>> Begin EXTRACTED RECORDS

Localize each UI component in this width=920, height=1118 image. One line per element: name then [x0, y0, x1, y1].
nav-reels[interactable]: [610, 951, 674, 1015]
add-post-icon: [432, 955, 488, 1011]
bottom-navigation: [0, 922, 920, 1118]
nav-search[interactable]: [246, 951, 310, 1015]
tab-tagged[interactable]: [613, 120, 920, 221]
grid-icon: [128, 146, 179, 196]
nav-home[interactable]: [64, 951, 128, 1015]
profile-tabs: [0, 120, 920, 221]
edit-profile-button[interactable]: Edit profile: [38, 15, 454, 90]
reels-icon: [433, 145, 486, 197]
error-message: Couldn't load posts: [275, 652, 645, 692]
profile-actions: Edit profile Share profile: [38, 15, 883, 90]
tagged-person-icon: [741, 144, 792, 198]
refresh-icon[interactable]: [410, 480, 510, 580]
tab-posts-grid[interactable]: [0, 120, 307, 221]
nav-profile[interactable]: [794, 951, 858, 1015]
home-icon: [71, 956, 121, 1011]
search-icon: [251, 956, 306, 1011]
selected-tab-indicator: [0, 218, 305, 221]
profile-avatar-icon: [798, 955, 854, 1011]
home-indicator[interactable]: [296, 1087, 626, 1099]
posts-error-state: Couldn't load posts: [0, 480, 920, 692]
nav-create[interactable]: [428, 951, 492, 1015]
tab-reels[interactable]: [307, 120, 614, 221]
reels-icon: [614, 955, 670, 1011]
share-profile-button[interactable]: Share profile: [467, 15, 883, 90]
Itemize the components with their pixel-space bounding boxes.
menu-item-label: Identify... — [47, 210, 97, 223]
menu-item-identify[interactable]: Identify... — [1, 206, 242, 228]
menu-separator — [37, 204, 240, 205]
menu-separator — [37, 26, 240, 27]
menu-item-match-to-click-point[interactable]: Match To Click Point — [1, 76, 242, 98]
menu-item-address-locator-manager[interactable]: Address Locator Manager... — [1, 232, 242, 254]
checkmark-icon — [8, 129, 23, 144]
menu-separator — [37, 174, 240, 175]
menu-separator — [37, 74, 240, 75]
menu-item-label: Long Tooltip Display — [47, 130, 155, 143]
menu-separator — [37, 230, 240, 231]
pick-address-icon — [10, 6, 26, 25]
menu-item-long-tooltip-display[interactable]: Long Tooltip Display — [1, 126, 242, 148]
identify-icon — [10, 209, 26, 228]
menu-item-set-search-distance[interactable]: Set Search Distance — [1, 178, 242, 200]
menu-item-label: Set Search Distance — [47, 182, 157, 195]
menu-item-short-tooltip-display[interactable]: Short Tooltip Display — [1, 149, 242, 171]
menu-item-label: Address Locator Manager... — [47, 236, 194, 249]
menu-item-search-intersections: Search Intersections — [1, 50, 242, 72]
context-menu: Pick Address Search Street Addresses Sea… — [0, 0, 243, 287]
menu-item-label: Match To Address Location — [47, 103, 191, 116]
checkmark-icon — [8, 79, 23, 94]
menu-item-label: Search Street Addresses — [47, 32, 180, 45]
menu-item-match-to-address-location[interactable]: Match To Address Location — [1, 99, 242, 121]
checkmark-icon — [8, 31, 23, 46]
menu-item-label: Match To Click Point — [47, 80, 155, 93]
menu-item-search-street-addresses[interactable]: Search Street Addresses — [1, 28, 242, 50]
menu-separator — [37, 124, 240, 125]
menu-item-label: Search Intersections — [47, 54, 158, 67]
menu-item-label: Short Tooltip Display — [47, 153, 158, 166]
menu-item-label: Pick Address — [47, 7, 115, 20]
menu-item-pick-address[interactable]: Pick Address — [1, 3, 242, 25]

>> End EXTRACTED RECORDS

PROBLEM
Copy every line of the items above word for word, with no changes.

SOLUTION FOR THIS PROBLEM
Localize each UI component in this width=920, height=1118 image. One line per element: name then [x0, y0, x1, y1].
nav-reels[interactable]: [610, 951, 674, 1015]
add-post-icon: [432, 955, 488, 1011]
bottom-navigation: [0, 922, 920, 1118]
nav-search[interactable]: [246, 951, 310, 1015]
tab-tagged[interactable]: [613, 120, 920, 221]
grid-icon: [128, 146, 179, 196]
nav-home[interactable]: [64, 951, 128, 1015]
profile-tabs: [0, 120, 920, 221]
edit-profile-button[interactable]: Edit profile: [38, 15, 454, 90]
reels-icon: [433, 145, 486, 197]
error-message: Couldn't load posts: [275, 652, 645, 692]
profile-actions: Edit profile Share profile: [38, 15, 883, 90]
tagged-person-icon: [741, 144, 792, 198]
refresh-icon[interactable]: [410, 480, 510, 580]
tab-posts-grid[interactable]: [0, 120, 307, 221]
nav-profile[interactable]: [794, 951, 858, 1015]
home-icon: [71, 956, 121, 1011]
search-icon: [251, 956, 306, 1011]
selected-tab-indicator: [0, 218, 305, 221]
profile-avatar-icon: [798, 955, 854, 1011]
home-indicator[interactable]: [296, 1087, 626, 1099]
posts-error-state: Couldn't load posts: [0, 480, 920, 692]
nav-create[interactable]: [428, 951, 492, 1015]
tab-reels[interactable]: [307, 120, 614, 221]
reels-icon: [614, 955, 670, 1011]
share-profile-button[interactable]: Share profile: [467, 15, 883, 90]
Itemize the components with their pixel-space bounding boxes.
menu-item-label: Identify... — [47, 210, 97, 223]
menu-item-identify[interactable]: Identify... — [1, 206, 242, 228]
menu-separator — [37, 204, 240, 205]
menu-separator — [37, 26, 240, 27]
menu-item-match-to-click-point[interactable]: Match To Click Point — [1, 76, 242, 98]
menu-item-address-locator-manager[interactable]: Address Locator Manager... — [1, 232, 242, 254]
checkmark-icon — [8, 129, 23, 144]
menu-separator — [37, 174, 240, 175]
menu-separator — [37, 74, 240, 75]
menu-item-label: Long Tooltip Display — [47, 130, 155, 143]
menu-separator — [37, 230, 240, 231]
pick-address-icon — [10, 6, 26, 25]
menu-item-long-tooltip-display[interactable]: Long Tooltip Display — [1, 126, 242, 148]
identify-icon — [10, 209, 26, 228]
menu-item-set-search-distance[interactable]: Set Search Distance — [1, 178, 242, 200]
menu-item-label: Set Search Distance — [47, 182, 157, 195]
menu-item-short-tooltip-display[interactable]: Short Tooltip Display — [1, 149, 242, 171]
menu-item-label: Address Locator Manager... — [47, 236, 194, 249]
menu-item-search-intersections: Search Intersections — [1, 50, 242, 72]
context-menu: Pick Address Search Street Addresses Sea… — [0, 0, 243, 287]
menu-item-label: Match To Address Location — [47, 103, 191, 116]
checkmark-icon — [8, 79, 23, 94]
menu-item-label: Search Street Addresses — [47, 32, 180, 45]
menu-item-match-to-address-location[interactable]: Match To Address Location — [1, 99, 242, 121]
checkmark-icon — [8, 31, 23, 46]
menu-item-label: Match To Click Point — [47, 80, 155, 93]
menu-item-search-street-addresses[interactable]: Search Street Addresses — [1, 28, 242, 50]
menu-separator — [37, 124, 240, 125]
menu-item-label: Search Intersections — [47, 54, 158, 67]
menu-item-label: Short Tooltip Display — [47, 153, 158, 166]
menu-item-label: Pick Address — [47, 7, 115, 20]
menu-item-pick-address[interactable]: Pick Address — [1, 3, 242, 25]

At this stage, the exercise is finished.